### Records provided
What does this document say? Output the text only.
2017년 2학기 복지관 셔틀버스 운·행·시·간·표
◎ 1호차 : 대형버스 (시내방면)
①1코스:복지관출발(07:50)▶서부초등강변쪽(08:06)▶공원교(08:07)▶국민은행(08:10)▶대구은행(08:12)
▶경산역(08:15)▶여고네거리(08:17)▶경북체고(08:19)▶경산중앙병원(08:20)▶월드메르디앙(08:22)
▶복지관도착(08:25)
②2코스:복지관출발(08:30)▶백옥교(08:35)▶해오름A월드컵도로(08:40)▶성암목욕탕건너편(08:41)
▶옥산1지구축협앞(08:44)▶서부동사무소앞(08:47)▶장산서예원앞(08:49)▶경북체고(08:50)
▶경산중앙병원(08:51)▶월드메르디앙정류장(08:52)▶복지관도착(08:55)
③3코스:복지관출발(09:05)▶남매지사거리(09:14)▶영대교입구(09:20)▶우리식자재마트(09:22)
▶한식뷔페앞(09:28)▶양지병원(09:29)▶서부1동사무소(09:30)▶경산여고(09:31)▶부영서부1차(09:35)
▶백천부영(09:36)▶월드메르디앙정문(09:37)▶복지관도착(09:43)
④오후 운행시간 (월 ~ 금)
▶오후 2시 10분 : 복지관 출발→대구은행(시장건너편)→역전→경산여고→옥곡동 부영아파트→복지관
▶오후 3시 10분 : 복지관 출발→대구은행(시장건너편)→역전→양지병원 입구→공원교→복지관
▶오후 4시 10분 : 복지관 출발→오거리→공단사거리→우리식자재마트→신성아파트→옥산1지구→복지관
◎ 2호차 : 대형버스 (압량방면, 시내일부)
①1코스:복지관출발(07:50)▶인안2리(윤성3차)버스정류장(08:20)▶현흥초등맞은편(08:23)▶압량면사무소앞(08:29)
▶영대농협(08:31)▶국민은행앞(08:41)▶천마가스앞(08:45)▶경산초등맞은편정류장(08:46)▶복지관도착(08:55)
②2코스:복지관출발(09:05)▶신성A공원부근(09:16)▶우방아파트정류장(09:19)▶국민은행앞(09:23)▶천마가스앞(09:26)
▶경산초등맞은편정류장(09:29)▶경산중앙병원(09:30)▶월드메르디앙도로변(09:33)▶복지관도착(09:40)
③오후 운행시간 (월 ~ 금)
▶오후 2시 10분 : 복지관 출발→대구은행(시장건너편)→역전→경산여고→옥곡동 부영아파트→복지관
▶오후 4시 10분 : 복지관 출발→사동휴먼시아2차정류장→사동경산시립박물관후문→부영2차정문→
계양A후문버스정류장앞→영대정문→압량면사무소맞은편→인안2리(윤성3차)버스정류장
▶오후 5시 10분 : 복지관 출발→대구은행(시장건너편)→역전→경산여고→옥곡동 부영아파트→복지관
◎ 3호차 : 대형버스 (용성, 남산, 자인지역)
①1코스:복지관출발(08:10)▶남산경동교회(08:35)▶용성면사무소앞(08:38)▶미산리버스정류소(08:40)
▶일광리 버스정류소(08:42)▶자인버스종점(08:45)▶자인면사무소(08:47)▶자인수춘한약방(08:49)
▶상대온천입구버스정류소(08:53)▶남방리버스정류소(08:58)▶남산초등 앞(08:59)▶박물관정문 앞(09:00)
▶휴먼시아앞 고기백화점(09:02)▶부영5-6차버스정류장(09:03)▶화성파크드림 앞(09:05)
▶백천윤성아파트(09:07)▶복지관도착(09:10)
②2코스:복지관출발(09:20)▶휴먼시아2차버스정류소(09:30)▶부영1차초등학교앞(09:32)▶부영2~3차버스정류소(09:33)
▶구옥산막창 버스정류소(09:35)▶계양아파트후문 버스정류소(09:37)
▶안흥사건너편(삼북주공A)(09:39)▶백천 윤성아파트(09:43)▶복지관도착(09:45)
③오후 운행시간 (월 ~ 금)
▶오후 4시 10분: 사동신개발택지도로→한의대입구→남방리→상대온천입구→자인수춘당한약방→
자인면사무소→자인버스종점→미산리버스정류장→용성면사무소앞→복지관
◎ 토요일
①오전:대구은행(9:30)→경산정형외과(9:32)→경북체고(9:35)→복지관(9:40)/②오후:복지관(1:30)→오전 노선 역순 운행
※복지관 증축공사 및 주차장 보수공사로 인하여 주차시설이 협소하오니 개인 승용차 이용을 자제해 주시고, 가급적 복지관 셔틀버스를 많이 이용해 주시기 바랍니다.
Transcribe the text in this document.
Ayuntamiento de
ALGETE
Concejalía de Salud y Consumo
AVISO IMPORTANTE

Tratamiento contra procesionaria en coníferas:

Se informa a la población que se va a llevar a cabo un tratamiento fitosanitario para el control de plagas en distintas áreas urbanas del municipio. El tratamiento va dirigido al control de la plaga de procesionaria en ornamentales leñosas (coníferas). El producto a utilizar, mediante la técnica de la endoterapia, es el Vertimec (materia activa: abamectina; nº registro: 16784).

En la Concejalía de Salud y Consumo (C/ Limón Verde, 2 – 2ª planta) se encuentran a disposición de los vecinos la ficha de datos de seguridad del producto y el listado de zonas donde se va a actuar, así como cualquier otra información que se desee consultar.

### Requirement
From the material above, gather all lines that include the string "국민은행앞" and copy them.

### Written solution
▶영대농협(08:31)▶국민은행앞(08:41)▶천마가스앞(08:45)▶경산초등맞은편정류장(08:46)▶복지관도착(08:55)
②2코스:복지관출발(09:05)▶신성A공원부근(09:16)▶우방아파트정류장(09:19)▶국민은행앞(09:23)▶천마가스앞(09:26)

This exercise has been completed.